* Start The input *
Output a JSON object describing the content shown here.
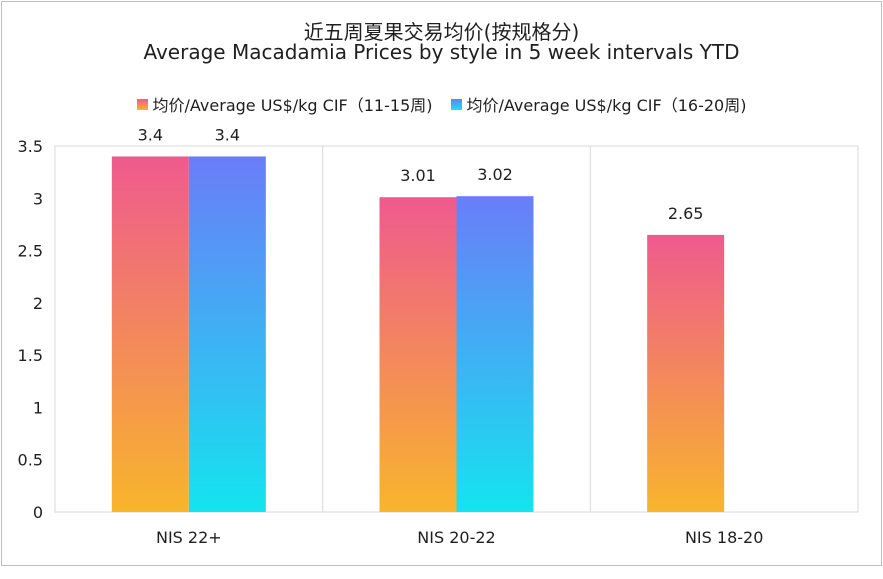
{
  "chart_data": {
    "type": "bar",
    "title": "近五周夏果交易均价(按规格分)",
    "subtitle": "Average Macadamia Prices by style in 5 week intervals YTD",
    "categories": [
      "NIS 22+",
      "NIS 20-22",
      "NIS 18-20"
    ],
    "series": [
      {
        "name": "均价/Average US$/kg CIF（11-15周)",
        "values": [
          3.4,
          3.01,
          2.65
        ],
        "data_labels": [
          "3.4",
          "3.01",
          "2.65"
        ],
        "gradient": [
          "#ef5a8e",
          "#f8b52c"
        ]
      },
      {
        "name": "均价/Average US$/kg CIF（16-20周)",
        "values": [
          3.4,
          3.02,
          null
        ],
        "data_labels": [
          "3.4",
          "3.02",
          ""
        ],
        "gradient": [
          "#6a7df8",
          "#14e4ef"
        ]
      }
    ],
    "ylim": [
      0,
      3.5
    ],
    "yticks": [
      0,
      0.5,
      1,
      1.5,
      2,
      2.5,
      3,
      3.5
    ],
    "ytick_labels": [
      "0",
      "0.5",
      "1",
      "1.5",
      "2",
      "2.5",
      "3",
      "3.5"
    ],
    "xlabel": "",
    "ylabel": "",
    "grid": "vertical category separators",
    "legend_position": "top"
  }
}
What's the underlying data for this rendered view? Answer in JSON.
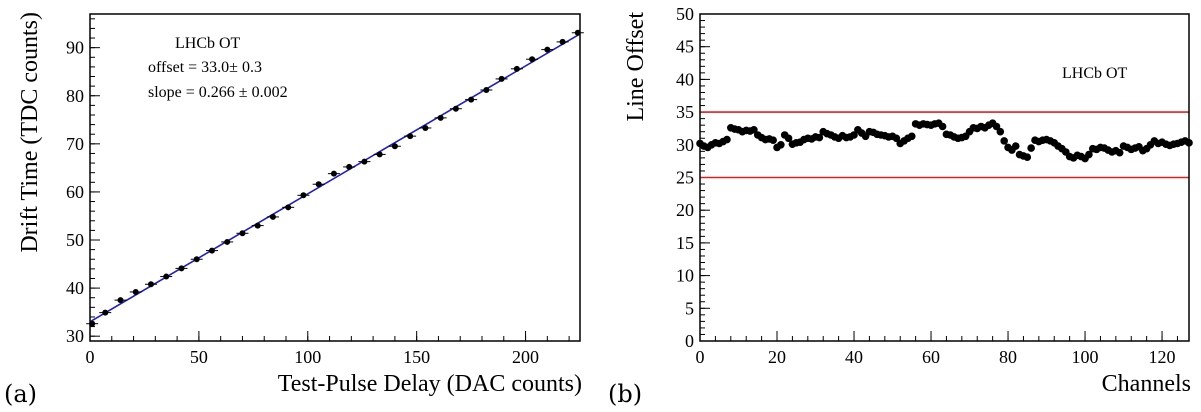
{
  "chart_data": [
    {
      "type": "scatter",
      "panel_label": "(a)",
      "xlabel": "Test-Pulse Delay (DAC counts)",
      "ylabel": "Drift Time (TDC counts)",
      "xlim": [
        0,
        225
      ],
      "ylim": [
        29,
        97
      ],
      "xticks": [
        0,
        50,
        100,
        150,
        200
      ],
      "yticks": [
        30,
        40,
        50,
        60,
        70,
        80,
        90
      ],
      "annotations": [
        "LHCb OT",
        "offset = 33.0± 0.3",
        "slope = 0.266 ± 0.002"
      ],
      "fit": {
        "offset": 33.0,
        "slope": 0.266,
        "color": "#1f1fbf"
      },
      "points": {
        "x": [
          1,
          7,
          14,
          21,
          28,
          35,
          42,
          49,
          56,
          63,
          70,
          77,
          84,
          91,
          98,
          105,
          112,
          119,
          126,
          133,
          140,
          147,
          154,
          161,
          168,
          175,
          182,
          189,
          196,
          203,
          210,
          217,
          224
        ],
        "y": [
          32.6,
          34.9,
          37.5,
          39.2,
          40.8,
          42.4,
          44.1,
          46.0,
          47.8,
          49.6,
          51.4,
          53.0,
          54.8,
          56.8,
          59.3,
          61.6,
          63.8,
          65.2,
          66.3,
          67.8,
          69.5,
          71.6,
          73.3,
          75.4,
          77.3,
          79.2,
          81.2,
          83.5,
          85.6,
          87.6,
          89.6,
          91.2,
          93.1
        ]
      },
      "marker_color": "#000000"
    },
    {
      "type": "scatter",
      "panel_label": "(b)",
      "xlabel": "Channels",
      "ylabel": "Line Offset",
      "xlim": [
        0,
        127
      ],
      "ylim": [
        0,
        50
      ],
      "xticks": [
        0,
        20,
        40,
        60,
        80,
        100,
        120
      ],
      "yticks": [
        0,
        5,
        10,
        15,
        20,
        25,
        30,
        35,
        40,
        45,
        50
      ],
      "annotations": [
        "LHCb OT"
      ],
      "hlines": [
        25,
        35
      ],
      "hline_color": "#e02020",
      "points": {
        "x": [
          0,
          1,
          2,
          3,
          4,
          5,
          6,
          7,
          8,
          9,
          10,
          11,
          12,
          13,
          14,
          15,
          16,
          17,
          18,
          19,
          20,
          21,
          22,
          23,
          24,
          25,
          26,
          27,
          28,
          29,
          30,
          31,
          32,
          33,
          34,
          35,
          36,
          37,
          38,
          39,
          40,
          41,
          42,
          43,
          44,
          45,
          46,
          47,
          48,
          49,
          50,
          51,
          52,
          53,
          54,
          55,
          56,
          57,
          58,
          59,
          60,
          61,
          62,
          63,
          64,
          65,
          66,
          67,
          68,
          69,
          70,
          71,
          72,
          73,
          74,
          75,
          76,
          77,
          78,
          79,
          80,
          81,
          82,
          83,
          84,
          85,
          86,
          87,
          88,
          89,
          90,
          91,
          92,
          93,
          94,
          95,
          96,
          97,
          98,
          99,
          100,
          101,
          102,
          103,
          104,
          105,
          106,
          107,
          108,
          109,
          110,
          111,
          112,
          113,
          114,
          115,
          116,
          117,
          118,
          119,
          120,
          121,
          122,
          123,
          124,
          125,
          126,
          127
        ],
        "y": [
          30.2,
          29.8,
          29.6,
          30.0,
          30.3,
          30.2,
          30.5,
          30.8,
          32.6,
          32.4,
          32.3,
          32.0,
          32.2,
          32.1,
          32.3,
          31.5,
          31.1,
          30.8,
          30.9,
          30.7,
          29.6,
          30.0,
          31.5,
          31.0,
          30.1,
          30.3,
          30.4,
          30.8,
          31.0,
          30.9,
          31.2,
          31.1,
          32.0,
          31.7,
          31.5,
          31.2,
          31.0,
          31.4,
          31.1,
          31.2,
          31.5,
          32.3,
          31.8,
          31.3,
          32.0,
          31.9,
          31.6,
          31.5,
          31.4,
          31.2,
          31.3,
          31.0,
          30.2,
          30.6,
          31.0,
          31.3,
          33.2,
          33.0,
          33.2,
          33.1,
          33.0,
          33.2,
          33.3,
          32.8,
          31.6,
          31.5,
          31.2,
          31.0,
          31.1,
          31.3,
          32.0,
          32.6,
          32.5,
          32.8,
          32.6,
          33.0,
          33.3,
          32.8,
          32.0,
          30.6,
          29.6,
          29.2,
          29.8,
          28.5,
          28.3,
          28.1,
          29.5,
          30.7,
          30.5,
          30.7,
          30.8,
          30.6,
          30.3,
          29.8,
          29.4,
          28.9,
          28.2,
          28.0,
          28.4,
          28.2,
          27.9,
          28.5,
          29.4,
          29.3,
          29.6,
          29.5,
          29.2,
          28.9,
          29.1,
          28.8,
          29.8,
          29.6,
          29.3,
          29.5,
          29.7,
          29.1,
          29.4,
          30.0,
          30.6,
          30.2,
          30.4,
          30.1,
          29.9,
          30.1,
          30.2,
          30.4,
          30.6,
          30.3
        ]
      },
      "marker_color": "#000000"
    }
  ]
}
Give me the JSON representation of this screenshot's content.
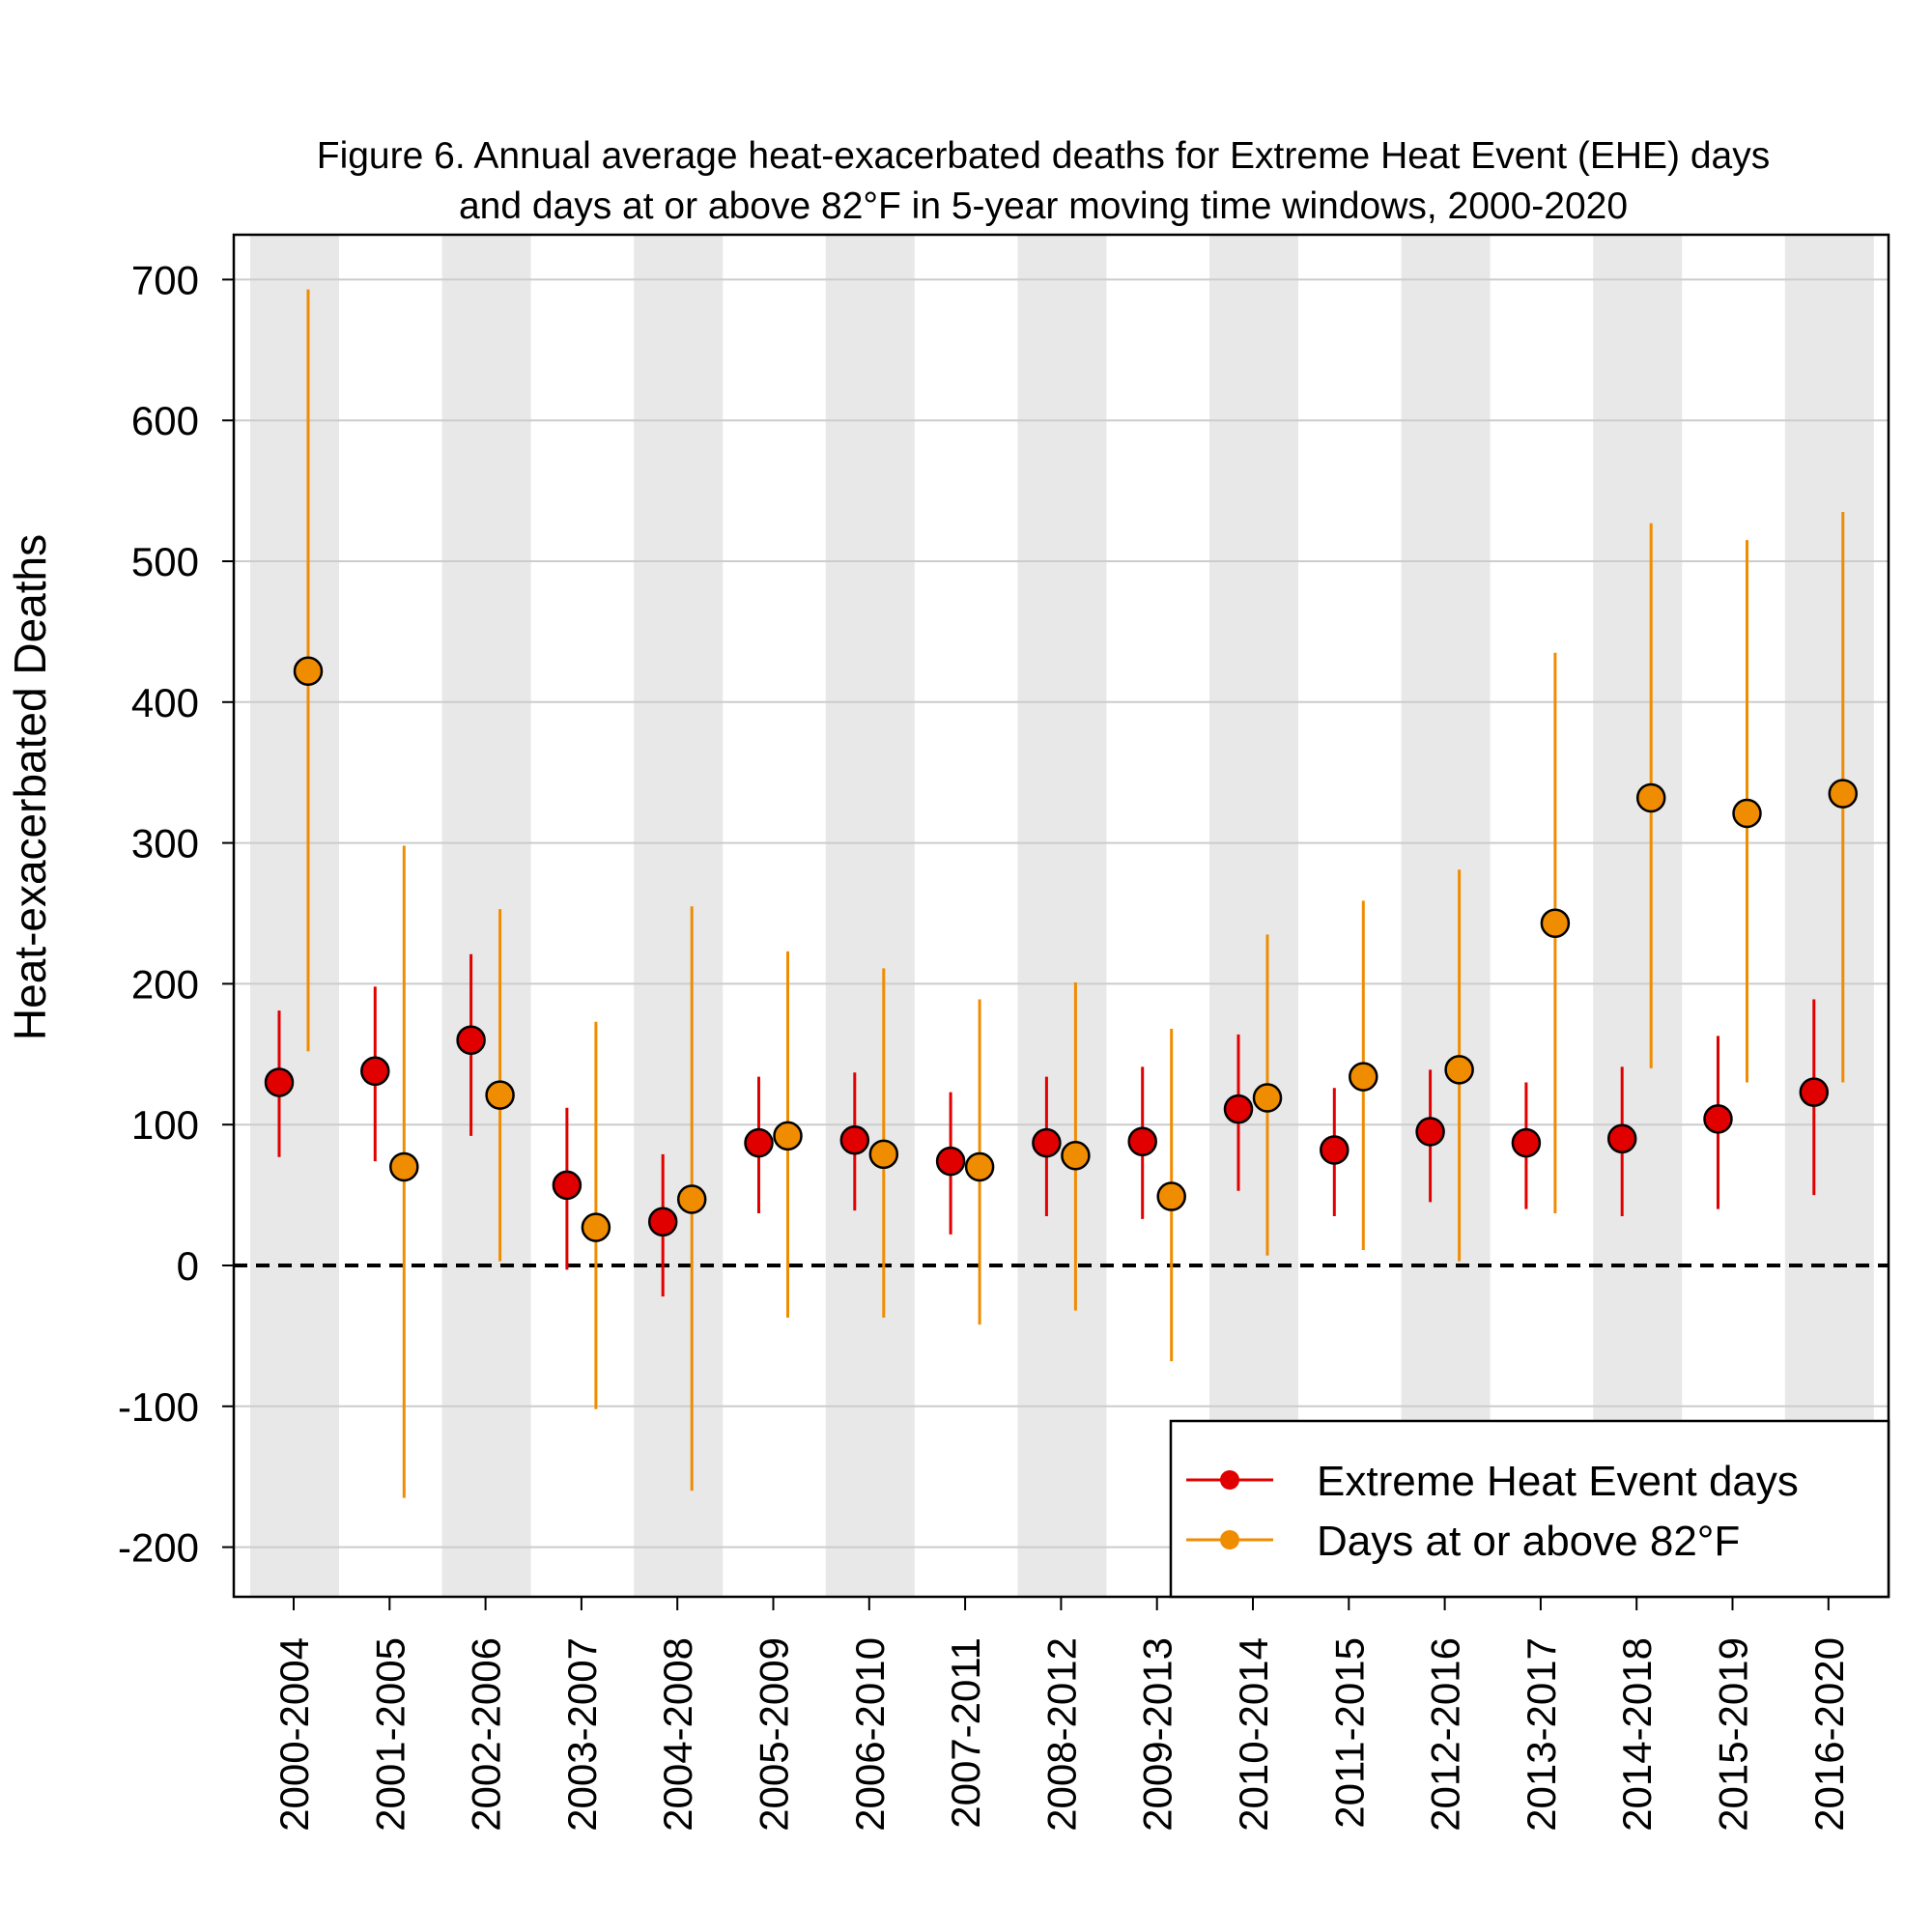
{
  "chart_data": {
    "type": "scatter",
    "title": [
      "Figure 6. Annual average heat-exacerbated deaths for Extreme Heat Event (EHE) days",
      "and days at or above 82°F in 5-year moving time windows, 2000-2020"
    ],
    "ylabel": "Heat-exacerbated Deaths",
    "xlabel": "",
    "ylim": [
      -235,
      735
    ],
    "yticks": [
      -200,
      -100,
      0,
      100,
      200,
      300,
      400,
      500,
      600,
      700
    ],
    "ytick_labels": [
      "-200",
      "-100",
      "0",
      "100",
      "200",
      "300",
      "400",
      "500",
      "600",
      "700"
    ],
    "grid": true,
    "reference_line": 0,
    "alternating_band_shading": true,
    "legend_position": "bottom-right",
    "categories": [
      "2000-2004",
      "2001-2005",
      "2002-2006",
      "2003-2007",
      "2004-2008",
      "2005-2009",
      "2006-2010",
      "2007-2011",
      "2008-2012",
      "2009-2013",
      "2010-2014",
      "2011-2015",
      "2012-2016",
      "2013-2017",
      "2014-2018",
      "2015-2019",
      "2016-2020"
    ],
    "series": [
      {
        "name": "Extreme Heat Event days",
        "color": "#e00000",
        "values": [
          130,
          138,
          160,
          57,
          31,
          87,
          89,
          74,
          87,
          88,
          111,
          82,
          95,
          87,
          90,
          104,
          123
        ],
        "lower": [
          77,
          74,
          92,
          -3,
          -22,
          37,
          39,
          22,
          35,
          33,
          53,
          35,
          45,
          40,
          35,
          40,
          50
        ],
        "upper": [
          181,
          198,
          221,
          112,
          79,
          134,
          137,
          123,
          134,
          141,
          164,
          126,
          139,
          130,
          141,
          163,
          189
        ]
      },
      {
        "name": "Days at or above 82°F",
        "color": "#f08c00",
        "values": [
          422,
          70,
          121,
          27,
          47,
          92,
          79,
          70,
          78,
          49,
          119,
          134,
          139,
          243,
          332,
          321,
          335
        ],
        "lower": [
          152,
          -165,
          3,
          -102,
          -160,
          -37,
          -37,
          -42,
          -32,
          -68,
          7,
          11,
          3,
          37,
          140,
          130,
          130
        ],
        "upper": [
          693,
          298,
          253,
          173,
          255,
          223,
          211,
          189,
          201,
          168,
          235,
          259,
          281,
          435,
          527,
          515,
          535
        ]
      }
    ]
  }
}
* End The input *
| Work to be completed |
Check each line above for the word "Event", and copy the lines where it appears.

| Written reply |
      "Figure 6. Annual average heat-exacerbated deaths for Extreme Heat Event (EHE) days",
        "name": "Extreme Heat Event days",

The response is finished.